> **THE RECORDS**
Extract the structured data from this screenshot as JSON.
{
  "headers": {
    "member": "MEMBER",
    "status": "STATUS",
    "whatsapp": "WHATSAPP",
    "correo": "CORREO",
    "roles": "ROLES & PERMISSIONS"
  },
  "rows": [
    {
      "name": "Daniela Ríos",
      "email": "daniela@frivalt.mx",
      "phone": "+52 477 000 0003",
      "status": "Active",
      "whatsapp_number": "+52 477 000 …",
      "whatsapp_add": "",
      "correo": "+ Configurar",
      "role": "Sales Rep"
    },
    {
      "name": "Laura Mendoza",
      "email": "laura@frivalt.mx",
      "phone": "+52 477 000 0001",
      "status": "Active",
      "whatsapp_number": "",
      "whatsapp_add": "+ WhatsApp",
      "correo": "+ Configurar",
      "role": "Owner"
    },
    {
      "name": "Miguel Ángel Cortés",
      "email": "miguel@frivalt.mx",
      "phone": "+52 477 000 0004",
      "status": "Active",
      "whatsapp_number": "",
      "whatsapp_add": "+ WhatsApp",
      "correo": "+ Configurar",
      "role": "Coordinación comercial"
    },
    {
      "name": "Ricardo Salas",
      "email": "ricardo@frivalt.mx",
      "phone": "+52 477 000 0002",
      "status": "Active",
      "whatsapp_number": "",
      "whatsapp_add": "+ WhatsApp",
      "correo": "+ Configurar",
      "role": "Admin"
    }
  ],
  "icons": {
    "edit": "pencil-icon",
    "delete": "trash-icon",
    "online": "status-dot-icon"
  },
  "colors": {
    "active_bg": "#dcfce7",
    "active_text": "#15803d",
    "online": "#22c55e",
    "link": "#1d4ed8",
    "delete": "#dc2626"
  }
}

> **WORK REQUIRED**
Retype the data exactly as given.

> **PROBLEM SOLUTION**
Extract the structured data from this screenshot as JSON.
{
  "headers": {
    "member": "MEMBER",
    "status": "STATUS",
    "whatsapp": "WHATSAPP",
    "correo": "CORREO",
    "roles": "ROLES & PERMISSIONS"
  },
  "rows": [
    {
      "name": "Daniela Ríos",
      "email": "daniela@frivalt.mx",
      "phone": "+52 477 000 0003",
      "status": "Active",
      "whatsapp_number": "+52 477 000 …",
      "whatsapp_add": "",
      "correo": "+ Configurar",
      "role": "Sales Rep"
    },
    {
      "name": "Laura Mendoza",
      "email": "laura@frivalt.mx",
      "phone": "+52 477 000 0001",
      "status": "Active",
      "whatsapp_number": "",
      "whatsapp_add": "+ WhatsApp",
      "correo": "+ Configurar",
      "role": "Owner"
    },
    {
      "name": "Miguel Ángel Cortés",
      "email": "miguel@frivalt.mx",
      "phone": "+52 477 000 0004",
      "status": "Active",
      "whatsapp_number": "",
      "whatsapp_add": "+ WhatsApp",
      "correo": "+ Configurar",
      "role": "Coordinación comercial"
    },
    {
      "name": "Ricardo Salas",
      "email": "ricardo@frivalt.mx",
      "phone": "+52 477 000 0002",
      "status": "Active",
      "whatsapp_number": "",
      "whatsapp_add": "+ WhatsApp",
      "correo": "+ Configurar",
      "role": "Admin"
    }
  ],
  "icons": {
    "edit": "pencil-icon",
    "delete": "trash-icon",
    "online": "status-dot-icon"
  },
  "colors": {
    "active_bg": "#dcfce7",
    "active_text": "#15803d",
    "online": "#22c55e",
    "link": "#1d4ed8",
    "delete": "#dc2626"
  }
}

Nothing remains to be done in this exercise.